Below is some material; transcribe all of it exactly.

--- Stored rows ---

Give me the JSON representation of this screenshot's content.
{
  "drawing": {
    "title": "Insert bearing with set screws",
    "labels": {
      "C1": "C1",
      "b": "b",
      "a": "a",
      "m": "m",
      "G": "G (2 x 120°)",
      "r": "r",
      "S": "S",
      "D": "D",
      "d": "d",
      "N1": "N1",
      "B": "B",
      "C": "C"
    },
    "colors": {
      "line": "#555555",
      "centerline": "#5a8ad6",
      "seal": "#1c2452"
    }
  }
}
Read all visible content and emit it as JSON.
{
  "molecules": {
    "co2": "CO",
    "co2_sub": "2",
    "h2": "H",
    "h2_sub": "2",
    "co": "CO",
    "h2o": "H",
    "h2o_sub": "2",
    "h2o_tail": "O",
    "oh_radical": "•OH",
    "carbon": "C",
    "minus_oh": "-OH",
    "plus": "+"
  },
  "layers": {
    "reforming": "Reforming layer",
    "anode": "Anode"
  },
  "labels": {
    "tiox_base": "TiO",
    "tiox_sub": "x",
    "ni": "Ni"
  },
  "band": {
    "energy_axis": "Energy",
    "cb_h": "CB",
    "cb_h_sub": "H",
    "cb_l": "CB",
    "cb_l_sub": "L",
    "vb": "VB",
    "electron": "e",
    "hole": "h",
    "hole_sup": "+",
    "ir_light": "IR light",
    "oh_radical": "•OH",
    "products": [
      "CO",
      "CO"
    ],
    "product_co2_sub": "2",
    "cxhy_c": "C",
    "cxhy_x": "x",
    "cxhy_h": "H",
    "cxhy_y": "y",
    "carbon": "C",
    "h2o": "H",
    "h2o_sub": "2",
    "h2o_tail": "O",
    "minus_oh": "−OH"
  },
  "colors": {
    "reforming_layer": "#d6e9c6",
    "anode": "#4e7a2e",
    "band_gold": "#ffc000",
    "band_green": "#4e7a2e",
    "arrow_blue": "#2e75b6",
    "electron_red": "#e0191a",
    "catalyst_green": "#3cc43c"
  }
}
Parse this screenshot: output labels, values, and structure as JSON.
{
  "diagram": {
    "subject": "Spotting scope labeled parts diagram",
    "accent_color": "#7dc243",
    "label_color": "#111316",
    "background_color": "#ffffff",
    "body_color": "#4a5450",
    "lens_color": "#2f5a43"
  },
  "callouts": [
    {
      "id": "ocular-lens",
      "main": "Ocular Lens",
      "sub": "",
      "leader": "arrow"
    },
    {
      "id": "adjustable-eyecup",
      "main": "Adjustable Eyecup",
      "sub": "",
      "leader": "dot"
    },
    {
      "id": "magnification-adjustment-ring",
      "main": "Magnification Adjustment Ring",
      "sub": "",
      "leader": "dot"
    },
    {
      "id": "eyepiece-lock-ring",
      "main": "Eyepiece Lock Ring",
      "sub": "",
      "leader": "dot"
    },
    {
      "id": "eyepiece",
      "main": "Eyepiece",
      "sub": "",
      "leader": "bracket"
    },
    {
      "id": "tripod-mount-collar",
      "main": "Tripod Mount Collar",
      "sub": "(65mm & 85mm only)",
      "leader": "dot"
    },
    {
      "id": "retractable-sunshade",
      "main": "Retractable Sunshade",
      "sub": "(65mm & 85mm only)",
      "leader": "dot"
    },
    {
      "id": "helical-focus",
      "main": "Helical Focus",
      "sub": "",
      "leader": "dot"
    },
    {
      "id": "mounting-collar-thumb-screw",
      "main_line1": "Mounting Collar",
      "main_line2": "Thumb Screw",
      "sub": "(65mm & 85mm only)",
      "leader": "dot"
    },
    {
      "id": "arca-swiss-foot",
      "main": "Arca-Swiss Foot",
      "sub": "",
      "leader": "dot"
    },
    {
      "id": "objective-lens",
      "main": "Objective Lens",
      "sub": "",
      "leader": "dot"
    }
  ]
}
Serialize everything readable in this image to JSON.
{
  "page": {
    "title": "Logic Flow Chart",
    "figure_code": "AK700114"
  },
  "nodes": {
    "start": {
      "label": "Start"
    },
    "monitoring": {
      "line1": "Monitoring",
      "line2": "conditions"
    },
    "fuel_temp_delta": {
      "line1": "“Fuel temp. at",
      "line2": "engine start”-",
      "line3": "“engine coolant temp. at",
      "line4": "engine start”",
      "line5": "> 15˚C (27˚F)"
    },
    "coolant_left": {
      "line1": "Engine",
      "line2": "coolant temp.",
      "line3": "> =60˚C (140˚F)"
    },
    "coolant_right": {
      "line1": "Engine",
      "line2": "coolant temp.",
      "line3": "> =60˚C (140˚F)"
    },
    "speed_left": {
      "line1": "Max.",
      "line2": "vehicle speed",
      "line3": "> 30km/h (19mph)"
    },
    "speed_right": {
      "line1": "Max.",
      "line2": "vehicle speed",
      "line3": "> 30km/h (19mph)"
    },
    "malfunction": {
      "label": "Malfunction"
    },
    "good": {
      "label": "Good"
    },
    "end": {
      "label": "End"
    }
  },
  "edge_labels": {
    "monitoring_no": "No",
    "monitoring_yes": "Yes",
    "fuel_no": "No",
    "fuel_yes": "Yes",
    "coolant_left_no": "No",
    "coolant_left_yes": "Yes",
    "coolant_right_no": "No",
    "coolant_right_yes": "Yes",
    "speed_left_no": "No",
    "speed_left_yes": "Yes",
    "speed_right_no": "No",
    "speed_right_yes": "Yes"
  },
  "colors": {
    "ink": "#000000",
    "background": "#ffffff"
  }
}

---

§ **Final result**:
Give me the JSON representation of this screenshot's content.
{
  "drawing": {
    "title": "Insert bearing with set screws",
    "labels": {
      "C1": "C1",
      "b": "b",
      "a": "a",
      "m": "m",
      "G": "G (2 x 120°)",
      "r": "r",
      "S": "S",
      "D": "D",
      "d": "d",
      "N1": "N1",
      "B": "B",
      "C": "C"
    },
    "colors": {
      "line": "#555555",
      "centerline": "#5a8ad6",
      "seal": "#1c2452"
    }
  }
}
Read all visible content and emit it as JSON.
{
  "molecules": {
    "co2": "CO",
    "co2_sub": "2",
    "h2": "H",
    "h2_sub": "2",
    "co": "CO",
    "h2o": "H",
    "h2o_sub": "2",
    "h2o_tail": "O",
    "oh_radical": "•OH",
    "carbon": "C",
    "minus_oh": "-OH",
    "plus": "+"
  },
  "layers": {
    "reforming": "Reforming layer",
    "anode": "Anode"
  },
  "labels": {
    "tiox_base": "TiO",
    "tiox_sub": "x",
    "ni": "Ni"
  },
  "band": {
    "energy_axis": "Energy",
    "cb_h": "CB",
    "cb_h_sub": "H",
    "cb_l": "CB",
    "cb_l_sub": "L",
    "vb": "VB",
    "electron": "e",
    "hole": "h",
    "hole_sup": "+",
    "ir_light": "IR light",
    "oh_radical": "•OH",
    "products": [
      "CO",
      "CO"
    ],
    "product_co2_sub": "2",
    "cxhy_c": "C",
    "cxhy_x": "x",
    "cxhy_h": "H",
    "cxhy_y": "y",
    "carbon": "C",
    "h2o": "H",
    "h2o_sub": "2",
    "h2o_tail": "O",
    "minus_oh": "−OH"
  },
  "colors": {
    "reforming_layer": "#d6e9c6",
    "anode": "#4e7a2e",
    "band_gold": "#ffc000",
    "band_green": "#4e7a2e",
    "arrow_blue": "#2e75b6",
    "electron_red": "#e0191a",
    "catalyst_green": "#3cc43c"
  }
}
Parse this screenshot: output labels, values, and structure as JSON.
{
  "diagram": {
    "subject": "Spotting scope labeled parts diagram",
    "accent_color": "#7dc243",
    "label_color": "#111316",
    "background_color": "#ffffff",
    "body_color": "#4a5450",
    "lens_color": "#2f5a43"
  },
  "callouts": [
    {
      "id": "ocular-lens",
      "main": "Ocular Lens",
      "sub": "",
      "leader": "arrow"
    },
    {
      "id": "adjustable-eyecup",
      "main": "Adjustable Eyecup",
      "sub": "",
      "leader": "dot"
    },
    {
      "id": "magnification-adjustment-ring",
      "main": "Magnification Adjustment Ring",
      "sub": "",
      "leader": "dot"
    },
    {
      "id": "eyepiece-lock-ring",
      "main": "Eyepiece Lock Ring",
      "sub": "",
      "leader": "dot"
    },
    {
      "id": "eyepiece",
      "main": "Eyepiece",
      "sub": "",
      "leader": "bracket"
    },
    {
      "id": "tripod-mount-collar",
      "main": "Tripod Mount Collar",
      "sub": "(65mm & 85mm only)",
      "leader": "dot"
    },
    {
      "id": "retractable-sunshade",
      "main": "Retractable Sunshade",
      "sub": "(65mm & 85mm only)",
      "leader": "dot"
    },
    {
      "id": "helical-focus",
      "main": "Helical Focus",
      "sub": "",
      "leader": "dot"
    },
    {
      "id": "mounting-collar-thumb-screw",
      "main_line1": "Mounting Collar",
      "main_line2": "Thumb Screw",
      "sub": "(65mm & 85mm only)",
      "leader": "dot"
    },
    {
      "id": "arca-swiss-foot",
      "main": "Arca-Swiss Foot",
      "sub": "",
      "leader": "dot"
    },
    {
      "id": "objective-lens",
      "main": "Objective Lens",
      "sub": "",
      "leader": "dot"
    }
  ]
}
Serialize everything readable in this image to JSON.
{
  "page": {
    "title": "Logic Flow Chart",
    "figure_code": "AK700114"
  },
  "nodes": {
    "start": {
      "label": "Start"
    },
    "monitoring": {
      "line1": "Monitoring",
      "line2": "conditions"
    },
    "fuel_temp_delta": {
      "line1": "“Fuel temp. at",
      "line2": "engine start”-",
      "line3": "“engine coolant temp. at",
      "line4": "engine start”",
      "line5": "> 15˚C (27˚F)"
    },
    "coolant_left": {
      "line1": "Engine",
      "line2": "coolant temp.",
      "line3": "> =60˚C (140˚F)"
    },
    "coolant_right": {
      "line1": "Engine",
      "line2": "coolant temp.",
      "line3": "> =60˚C (140˚F)"
    },
    "speed_left": {
      "line1": "Max.",
      "line2": "vehicle speed",
      "line3": "> 30km/h (19mph)"
    },
    "speed_right": {
      "line1": "Max.",
      "line2": "vehicle speed",
      "line3": "> 30km/h (19mph)"
    },
    "malfunction": {
      "label": "Malfunction"
    },
    "good": {
      "label": "Good"
    },
    "end": {
      "label": "End"
    }
  },
  "edge_labels": {
    "monitoring_no": "No",
    "monitoring_yes": "Yes",
    "fuel_no": "No",
    "fuel_yes": "Yes",
    "coolant_left_no": "No",
    "coolant_left_yes": "Yes",
    "coolant_right_no": "No",
    "coolant_right_yes": "Yes",
    "speed_left_no": "No",
    "speed_left_yes": "Yes",
    "speed_right_no": "No",
    "speed_right_yes": "Yes"
  },
  "colors": {
    "ink": "#000000",
    "background": "#ffffff"
  }
}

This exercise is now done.